GOAL — Copy each line below that includes "data".

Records
"""
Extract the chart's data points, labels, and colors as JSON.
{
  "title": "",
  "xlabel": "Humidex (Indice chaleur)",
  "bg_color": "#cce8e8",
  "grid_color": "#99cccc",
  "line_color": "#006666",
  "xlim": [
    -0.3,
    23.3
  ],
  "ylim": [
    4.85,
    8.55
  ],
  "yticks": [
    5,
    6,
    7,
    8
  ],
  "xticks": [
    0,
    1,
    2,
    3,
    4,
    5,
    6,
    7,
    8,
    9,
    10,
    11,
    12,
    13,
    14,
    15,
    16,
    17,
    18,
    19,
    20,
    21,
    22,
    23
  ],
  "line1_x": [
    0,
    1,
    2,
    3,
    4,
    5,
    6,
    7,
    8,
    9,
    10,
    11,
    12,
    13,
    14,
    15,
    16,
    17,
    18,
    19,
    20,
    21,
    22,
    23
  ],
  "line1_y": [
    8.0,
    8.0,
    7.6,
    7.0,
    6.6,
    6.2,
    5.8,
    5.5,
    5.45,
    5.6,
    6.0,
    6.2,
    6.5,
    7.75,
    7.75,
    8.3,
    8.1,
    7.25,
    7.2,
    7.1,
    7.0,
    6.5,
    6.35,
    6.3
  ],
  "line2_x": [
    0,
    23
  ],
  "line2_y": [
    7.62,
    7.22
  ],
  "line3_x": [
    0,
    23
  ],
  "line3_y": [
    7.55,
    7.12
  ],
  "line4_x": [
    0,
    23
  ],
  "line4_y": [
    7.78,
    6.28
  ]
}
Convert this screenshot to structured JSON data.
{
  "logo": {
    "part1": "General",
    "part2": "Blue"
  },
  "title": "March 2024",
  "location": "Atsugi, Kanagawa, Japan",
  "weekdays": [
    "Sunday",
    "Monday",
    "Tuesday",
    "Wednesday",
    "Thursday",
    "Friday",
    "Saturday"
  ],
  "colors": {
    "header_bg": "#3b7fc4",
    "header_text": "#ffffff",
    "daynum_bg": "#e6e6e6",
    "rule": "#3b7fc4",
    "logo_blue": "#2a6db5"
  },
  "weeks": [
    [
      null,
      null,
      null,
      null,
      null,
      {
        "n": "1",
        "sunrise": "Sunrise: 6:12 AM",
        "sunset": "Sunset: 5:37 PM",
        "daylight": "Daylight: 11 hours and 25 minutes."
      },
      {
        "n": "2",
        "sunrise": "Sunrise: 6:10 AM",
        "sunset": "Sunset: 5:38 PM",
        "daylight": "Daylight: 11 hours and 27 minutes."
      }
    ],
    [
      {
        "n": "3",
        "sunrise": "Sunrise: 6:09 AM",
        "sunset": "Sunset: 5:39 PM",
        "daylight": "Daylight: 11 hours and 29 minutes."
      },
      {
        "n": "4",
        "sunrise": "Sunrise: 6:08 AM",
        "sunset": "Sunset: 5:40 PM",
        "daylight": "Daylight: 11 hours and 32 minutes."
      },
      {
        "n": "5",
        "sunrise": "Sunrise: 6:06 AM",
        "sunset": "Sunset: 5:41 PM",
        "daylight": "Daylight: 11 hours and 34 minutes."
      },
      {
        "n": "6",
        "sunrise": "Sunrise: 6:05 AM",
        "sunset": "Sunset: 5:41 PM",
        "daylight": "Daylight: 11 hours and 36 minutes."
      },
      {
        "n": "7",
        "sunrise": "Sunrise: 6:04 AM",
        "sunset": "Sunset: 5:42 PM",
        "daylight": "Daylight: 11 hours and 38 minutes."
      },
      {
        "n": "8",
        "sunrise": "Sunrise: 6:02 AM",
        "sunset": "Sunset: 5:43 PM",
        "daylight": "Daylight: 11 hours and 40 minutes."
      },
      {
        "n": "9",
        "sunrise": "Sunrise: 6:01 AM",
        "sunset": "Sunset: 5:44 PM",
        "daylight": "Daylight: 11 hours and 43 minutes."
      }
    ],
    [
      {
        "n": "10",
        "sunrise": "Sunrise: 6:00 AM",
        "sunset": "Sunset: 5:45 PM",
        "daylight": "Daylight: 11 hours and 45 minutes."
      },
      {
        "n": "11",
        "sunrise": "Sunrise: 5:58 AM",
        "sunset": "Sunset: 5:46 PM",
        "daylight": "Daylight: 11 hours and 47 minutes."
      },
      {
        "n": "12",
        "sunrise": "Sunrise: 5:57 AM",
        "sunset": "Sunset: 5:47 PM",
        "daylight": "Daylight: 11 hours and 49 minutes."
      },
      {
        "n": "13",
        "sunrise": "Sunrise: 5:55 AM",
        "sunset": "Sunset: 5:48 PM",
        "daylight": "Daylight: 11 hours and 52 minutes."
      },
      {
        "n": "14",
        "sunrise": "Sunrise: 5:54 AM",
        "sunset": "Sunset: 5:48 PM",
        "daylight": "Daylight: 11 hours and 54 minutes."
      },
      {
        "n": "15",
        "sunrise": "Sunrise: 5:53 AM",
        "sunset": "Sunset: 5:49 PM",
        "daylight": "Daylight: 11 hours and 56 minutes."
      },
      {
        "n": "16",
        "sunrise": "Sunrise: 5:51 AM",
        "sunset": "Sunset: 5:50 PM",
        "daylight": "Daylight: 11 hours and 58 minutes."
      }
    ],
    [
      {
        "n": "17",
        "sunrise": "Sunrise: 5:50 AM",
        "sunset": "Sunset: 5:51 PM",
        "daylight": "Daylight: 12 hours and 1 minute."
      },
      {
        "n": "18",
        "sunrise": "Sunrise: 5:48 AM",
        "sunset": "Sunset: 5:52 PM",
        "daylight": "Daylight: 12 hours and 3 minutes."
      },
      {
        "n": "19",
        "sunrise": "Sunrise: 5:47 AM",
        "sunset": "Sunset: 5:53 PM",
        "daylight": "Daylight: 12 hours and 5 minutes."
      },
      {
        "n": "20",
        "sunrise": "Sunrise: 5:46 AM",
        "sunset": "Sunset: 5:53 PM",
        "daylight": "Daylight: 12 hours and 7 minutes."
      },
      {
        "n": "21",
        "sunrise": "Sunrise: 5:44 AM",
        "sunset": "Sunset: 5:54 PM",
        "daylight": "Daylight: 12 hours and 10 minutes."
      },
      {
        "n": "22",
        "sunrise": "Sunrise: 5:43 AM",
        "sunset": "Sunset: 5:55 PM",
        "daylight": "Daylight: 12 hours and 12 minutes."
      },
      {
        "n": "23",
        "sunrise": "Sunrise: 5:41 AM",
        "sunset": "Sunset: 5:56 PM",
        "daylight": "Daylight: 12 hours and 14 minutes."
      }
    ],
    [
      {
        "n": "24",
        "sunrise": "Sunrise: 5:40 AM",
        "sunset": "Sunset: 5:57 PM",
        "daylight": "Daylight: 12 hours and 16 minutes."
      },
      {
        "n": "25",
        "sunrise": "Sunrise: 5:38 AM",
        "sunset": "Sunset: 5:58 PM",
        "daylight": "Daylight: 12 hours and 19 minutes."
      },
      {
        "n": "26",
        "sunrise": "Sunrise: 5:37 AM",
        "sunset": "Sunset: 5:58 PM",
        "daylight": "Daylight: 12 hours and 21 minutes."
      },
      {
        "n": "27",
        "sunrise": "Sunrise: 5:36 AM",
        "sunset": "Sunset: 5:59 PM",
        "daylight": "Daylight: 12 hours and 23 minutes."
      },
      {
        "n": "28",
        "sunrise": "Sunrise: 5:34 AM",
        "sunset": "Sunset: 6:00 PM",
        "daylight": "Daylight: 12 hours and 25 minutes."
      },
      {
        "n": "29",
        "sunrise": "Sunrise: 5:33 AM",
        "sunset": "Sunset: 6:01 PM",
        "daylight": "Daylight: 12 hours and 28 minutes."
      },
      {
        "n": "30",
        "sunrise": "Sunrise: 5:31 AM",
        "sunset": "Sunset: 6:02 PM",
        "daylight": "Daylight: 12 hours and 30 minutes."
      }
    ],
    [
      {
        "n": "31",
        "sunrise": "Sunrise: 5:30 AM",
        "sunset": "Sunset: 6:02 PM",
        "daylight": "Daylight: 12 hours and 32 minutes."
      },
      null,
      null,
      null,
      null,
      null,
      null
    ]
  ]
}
"""
THE ANSWER —
Extract the chart's data points, labels, and colors as JSON.
Convert this screenshot to structured JSON data.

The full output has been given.